• [STATED GOAL]:
Transcribe every line exactly. Leave the pictures behind.

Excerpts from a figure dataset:
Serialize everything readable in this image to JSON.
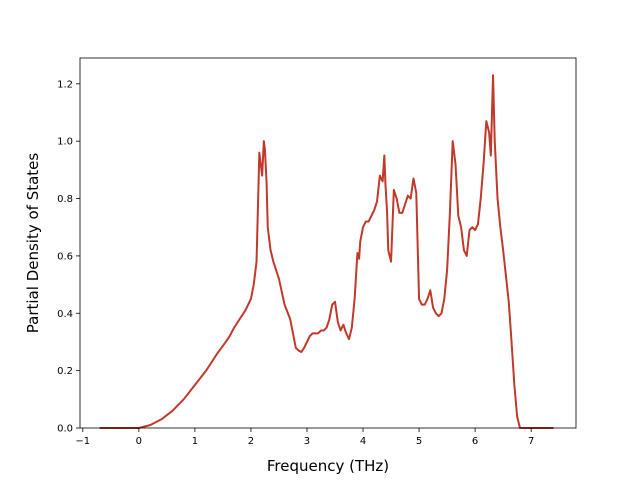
{
  "chart_data": {
    "type": "line",
    "title": "",
    "xlabel": "Frequency (THz)",
    "ylabel": "Partial Density of States",
    "xlim": [
      -1.05,
      7.8
    ],
    "ylim": [
      0.0,
      1.29
    ],
    "xticks": [
      -1,
      0,
      1,
      2,
      3,
      4,
      5,
      6,
      7
    ],
    "xtick_labels": [
      "−1",
      "0",
      "1",
      "2",
      "3",
      "4",
      "5",
      "6",
      "7"
    ],
    "yticks": [
      0.0,
      0.2,
      0.4,
      0.6,
      0.8,
      1.0,
      1.2
    ],
    "ytick_labels": [
      "0.0",
      "0.2",
      "0.4",
      "0.6",
      "0.8",
      "1.0",
      "1.2"
    ],
    "grid": false,
    "legend": "none",
    "series": [
      {
        "color": "#c0392b",
        "x": [
          -0.7,
          -0.3,
          0.0,
          0.2,
          0.4,
          0.6,
          0.8,
          1.0,
          1.2,
          1.4,
          1.55,
          1.62,
          1.7,
          1.8,
          1.9,
          2.0,
          2.05,
          2.1,
          2.15,
          2.2,
          2.23,
          2.25,
          2.28,
          2.3,
          2.35,
          2.4,
          2.5,
          2.6,
          2.7,
          2.75,
          2.8,
          2.85,
          2.9,
          2.95,
          3.0,
          3.05,
          3.1,
          3.2,
          3.25,
          3.3,
          3.35,
          3.4,
          3.45,
          3.5,
          3.55,
          3.6,
          3.65,
          3.7,
          3.75,
          3.8,
          3.85,
          3.9,
          3.93,
          3.95,
          4.0,
          4.05,
          4.1,
          4.15,
          4.2,
          4.25,
          4.3,
          4.35,
          4.38,
          4.4,
          4.43,
          4.45,
          4.5,
          4.55,
          4.6,
          4.65,
          4.7,
          4.75,
          4.8,
          4.85,
          4.9,
          4.92,
          4.95,
          5.0,
          5.05,
          5.1,
          5.15,
          5.2,
          5.25,
          5.3,
          5.35,
          5.4,
          5.45,
          5.5,
          5.55,
          5.6,
          5.65,
          5.7,
          5.75,
          5.8,
          5.85,
          5.9,
          5.95,
          6.0,
          6.05,
          6.1,
          6.15,
          6.2,
          6.25,
          6.28,
          6.32,
          6.35,
          6.4,
          6.45,
          6.5,
          6.55,
          6.6,
          6.65,
          6.7,
          6.75,
          6.8,
          6.9,
          7.0,
          7.2,
          7.4
        ],
        "y": [
          0.0,
          0.0,
          0.0,
          0.01,
          0.03,
          0.06,
          0.1,
          0.15,
          0.2,
          0.26,
          0.3,
          0.32,
          0.35,
          0.38,
          0.41,
          0.45,
          0.5,
          0.58,
          0.96,
          0.88,
          1.0,
          0.97,
          0.85,
          0.7,
          0.62,
          0.58,
          0.52,
          0.43,
          0.38,
          0.33,
          0.28,
          0.27,
          0.265,
          0.28,
          0.3,
          0.32,
          0.33,
          0.33,
          0.34,
          0.34,
          0.35,
          0.38,
          0.43,
          0.44,
          0.37,
          0.34,
          0.36,
          0.33,
          0.31,
          0.35,
          0.45,
          0.61,
          0.59,
          0.65,
          0.7,
          0.72,
          0.72,
          0.74,
          0.76,
          0.79,
          0.88,
          0.86,
          0.95,
          0.85,
          0.75,
          0.62,
          0.58,
          0.83,
          0.8,
          0.75,
          0.75,
          0.78,
          0.81,
          0.8,
          0.87,
          0.85,
          0.82,
          0.45,
          0.43,
          0.43,
          0.45,
          0.48,
          0.42,
          0.4,
          0.39,
          0.4,
          0.45,
          0.55,
          0.75,
          1.0,
          0.92,
          0.74,
          0.7,
          0.62,
          0.6,
          0.69,
          0.7,
          0.69,
          0.71,
          0.8,
          0.92,
          1.07,
          1.03,
          0.95,
          1.23,
          1.0,
          0.8,
          0.7,
          0.62,
          0.53,
          0.44,
          0.3,
          0.15,
          0.04,
          0.0,
          0.0,
          0.0,
          0.0,
          0.0
        ]
      }
    ]
  }
}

• [CORRECT RESPONSE]:
Serialize everything readable in this image to JSON.
{
  "chart_data": {
    "type": "line",
    "title": "",
    "xlabel": "Frequency (THz)",
    "ylabel": "Partial Density of States",
    "xlim": [
      -1.05,
      7.8
    ],
    "ylim": [
      0.0,
      1.29
    ],
    "xticks": [
      -1,
      0,
      1,
      2,
      3,
      4,
      5,
      6,
      7
    ],
    "xtick_labels": [
      "−1",
      "0",
      "1",
      "2",
      "3",
      "4",
      "5",
      "6",
      "7"
    ],
    "yticks": [
      0.0,
      0.2,
      0.4,
      0.6,
      0.8,
      1.0,
      1.2
    ],
    "ytick_labels": [
      "0.0",
      "0.2",
      "0.4",
      "0.6",
      "0.8",
      "1.0",
      "1.2"
    ],
    "grid": false,
    "legend": "none",
    "series": [
      {
        "color": "#c0392b",
        "x": [
          -0.7,
          -0.3,
          0.0,
          0.2,
          0.4,
          0.6,
          0.8,
          1.0,
          1.2,
          1.4,
          1.55,
          1.62,
          1.7,
          1.8,
          1.9,
          2.0,
          2.05,
          2.1,
          2.15,
          2.2,
          2.23,
          2.25,
          2.28,
          2.3,
          2.35,
          2.4,
          2.5,
          2.6,
          2.7,
          2.75,
          2.8,
          2.85,
          2.9,
          2.95,
          3.0,
          3.05,
          3.1,
          3.2,
          3.25,
          3.3,
          3.35,
          3.4,
          3.45,
          3.5,
          3.55,
          3.6,
          3.65,
          3.7,
          3.75,
          3.8,
          3.85,
          3.9,
          3.93,
          3.95,
          4.0,
          4.05,
          4.1,
          4.15,
          4.2,
          4.25,
          4.3,
          4.35,
          4.38,
          4.4,
          4.43,
          4.45,
          4.5,
          4.55,
          4.6,
          4.65,
          4.7,
          4.75,
          4.8,
          4.85,
          4.9,
          4.92,
          4.95,
          5.0,
          5.05,
          5.1,
          5.15,
          5.2,
          5.25,
          5.3,
          5.35,
          5.4,
          5.45,
          5.5,
          5.55,
          5.6,
          5.65,
          5.7,
          5.75,
          5.8,
          5.85,
          5.9,
          5.95,
          6.0,
          6.05,
          6.1,
          6.15,
          6.2,
          6.25,
          6.28,
          6.32,
          6.35,
          6.4,
          6.45,
          6.5,
          6.55,
          6.6,
          6.65,
          6.7,
          6.75,
          6.8,
          6.9,
          7.0,
          7.2,
          7.4
        ],
        "y": [
          0.0,
          0.0,
          0.0,
          0.01,
          0.03,
          0.06,
          0.1,
          0.15,
          0.2,
          0.26,
          0.3,
          0.32,
          0.35,
          0.38,
          0.41,
          0.45,
          0.5,
          0.58,
          0.96,
          0.88,
          1.0,
          0.97,
          0.85,
          0.7,
          0.62,
          0.58,
          0.52,
          0.43,
          0.38,
          0.33,
          0.28,
          0.27,
          0.265,
          0.28,
          0.3,
          0.32,
          0.33,
          0.33,
          0.34,
          0.34,
          0.35,
          0.38,
          0.43,
          0.44,
          0.37,
          0.34,
          0.36,
          0.33,
          0.31,
          0.35,
          0.45,
          0.61,
          0.59,
          0.65,
          0.7,
          0.72,
          0.72,
          0.74,
          0.76,
          0.79,
          0.88,
          0.86,
          0.95,
          0.85,
          0.75,
          0.62,
          0.58,
          0.83,
          0.8,
          0.75,
          0.75,
          0.78,
          0.81,
          0.8,
          0.87,
          0.85,
          0.82,
          0.45,
          0.43,
          0.43,
          0.45,
          0.48,
          0.42,
          0.4,
          0.39,
          0.4,
          0.45,
          0.55,
          0.75,
          1.0,
          0.92,
          0.74,
          0.7,
          0.62,
          0.6,
          0.69,
          0.7,
          0.69,
          0.71,
          0.8,
          0.92,
          1.07,
          1.03,
          0.95,
          1.23,
          1.0,
          0.8,
          0.7,
          0.62,
          0.53,
          0.44,
          0.3,
          0.15,
          0.04,
          0.0,
          0.0,
          0.0,
          0.0,
          0.0
        ]
      }
    ]
  }
}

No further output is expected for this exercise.